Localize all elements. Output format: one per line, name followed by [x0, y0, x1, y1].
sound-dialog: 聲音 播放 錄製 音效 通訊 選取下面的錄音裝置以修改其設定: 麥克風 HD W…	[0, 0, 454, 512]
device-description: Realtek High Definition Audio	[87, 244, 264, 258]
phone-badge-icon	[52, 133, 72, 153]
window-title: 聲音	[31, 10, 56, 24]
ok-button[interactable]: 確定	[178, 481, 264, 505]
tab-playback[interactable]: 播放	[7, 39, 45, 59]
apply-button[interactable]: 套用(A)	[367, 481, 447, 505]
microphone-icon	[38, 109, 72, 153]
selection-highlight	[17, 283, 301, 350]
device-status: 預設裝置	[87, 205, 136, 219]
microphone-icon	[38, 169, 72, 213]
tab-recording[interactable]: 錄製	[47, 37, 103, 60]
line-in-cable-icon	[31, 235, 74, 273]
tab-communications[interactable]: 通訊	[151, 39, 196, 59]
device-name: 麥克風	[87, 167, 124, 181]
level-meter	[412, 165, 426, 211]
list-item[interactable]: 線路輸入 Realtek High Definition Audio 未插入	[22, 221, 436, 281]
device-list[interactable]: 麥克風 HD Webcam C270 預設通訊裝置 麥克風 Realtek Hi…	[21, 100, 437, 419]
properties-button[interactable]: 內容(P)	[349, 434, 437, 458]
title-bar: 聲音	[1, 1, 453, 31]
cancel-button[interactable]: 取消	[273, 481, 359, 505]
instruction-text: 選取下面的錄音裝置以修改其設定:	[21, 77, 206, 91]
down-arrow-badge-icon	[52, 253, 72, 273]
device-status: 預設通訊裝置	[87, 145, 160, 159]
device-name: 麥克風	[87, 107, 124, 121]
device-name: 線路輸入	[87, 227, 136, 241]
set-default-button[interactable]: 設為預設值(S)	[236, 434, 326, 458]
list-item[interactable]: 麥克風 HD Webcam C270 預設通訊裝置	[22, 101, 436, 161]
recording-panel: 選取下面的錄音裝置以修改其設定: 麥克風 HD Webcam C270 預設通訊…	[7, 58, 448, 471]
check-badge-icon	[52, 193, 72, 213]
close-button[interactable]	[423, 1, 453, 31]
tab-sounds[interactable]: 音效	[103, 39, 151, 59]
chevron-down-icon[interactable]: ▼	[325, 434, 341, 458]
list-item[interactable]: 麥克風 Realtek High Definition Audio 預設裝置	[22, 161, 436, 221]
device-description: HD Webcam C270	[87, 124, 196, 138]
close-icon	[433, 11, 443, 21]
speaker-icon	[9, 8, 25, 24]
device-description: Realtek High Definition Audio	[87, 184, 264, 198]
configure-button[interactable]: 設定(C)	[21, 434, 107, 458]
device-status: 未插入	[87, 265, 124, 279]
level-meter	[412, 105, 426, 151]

• **GOAL**
Copy every row above word for word, without adding, dropping, or changing anything.

• **SOLUTION FOR THIS EXERCISE**
Localize all elements. Output format: one per line, name followed by [x0, y0, x1, y1].
sound-dialog: 聲音 播放 錄製 音效 通訊 選取下面的錄音裝置以修改其設定: 麥克風 HD W…	[0, 0, 454, 512]
device-description: Realtek High Definition Audio	[87, 244, 264, 258]
phone-badge-icon	[52, 133, 72, 153]
window-title: 聲音	[31, 10, 56, 24]
ok-button[interactable]: 確定	[178, 481, 264, 505]
tab-playback[interactable]: 播放	[7, 39, 45, 59]
apply-button[interactable]: 套用(A)	[367, 481, 447, 505]
microphone-icon	[38, 109, 72, 153]
selection-highlight	[17, 283, 301, 350]
device-status: 預設裝置	[87, 205, 136, 219]
microphone-icon	[38, 169, 72, 213]
tab-recording[interactable]: 錄製	[47, 37, 103, 60]
line-in-cable-icon	[31, 235, 74, 273]
tab-communications[interactable]: 通訊	[151, 39, 196, 59]
device-name: 麥克風	[87, 167, 124, 181]
level-meter	[412, 165, 426, 211]
list-item[interactable]: 線路輸入 Realtek High Definition Audio 未插入	[22, 221, 436, 281]
device-list[interactable]: 麥克風 HD Webcam C270 預設通訊裝置 麥克風 Realtek Hi…	[21, 100, 437, 419]
properties-button[interactable]: 內容(P)	[349, 434, 437, 458]
title-bar: 聲音	[1, 1, 453, 31]
cancel-button[interactable]: 取消	[273, 481, 359, 505]
instruction-text: 選取下面的錄音裝置以修改其設定:	[21, 77, 206, 91]
down-arrow-badge-icon	[52, 253, 72, 273]
device-status: 預設通訊裝置	[87, 145, 160, 159]
device-name: 麥克風	[87, 107, 124, 121]
device-name: 線路輸入	[87, 227, 136, 241]
set-default-button[interactable]: 設為預設值(S)	[236, 434, 326, 458]
list-item[interactable]: 麥克風 HD Webcam C270 預設通訊裝置	[22, 101, 436, 161]
recording-panel: 選取下面的錄音裝置以修改其設定: 麥克風 HD Webcam C270 預設通訊…	[7, 58, 448, 471]
check-badge-icon	[52, 193, 72, 213]
close-button[interactable]	[423, 1, 453, 31]
tab-sounds[interactable]: 音效	[103, 39, 151, 59]
chevron-down-icon[interactable]: ▼	[325, 434, 341, 458]
list-item[interactable]: 麥克風 Realtek High Definition Audio 預設裝置	[22, 161, 436, 221]
device-description: HD Webcam C270	[87, 124, 196, 138]
close-icon	[433, 11, 443, 21]
speaker-icon	[9, 8, 25, 24]
device-description: Realtek High Definition Audio	[87, 184, 264, 198]
configure-button[interactable]: 設定(C)	[21, 434, 107, 458]
device-status: 未插入	[87, 265, 124, 279]
level-meter	[412, 105, 426, 151]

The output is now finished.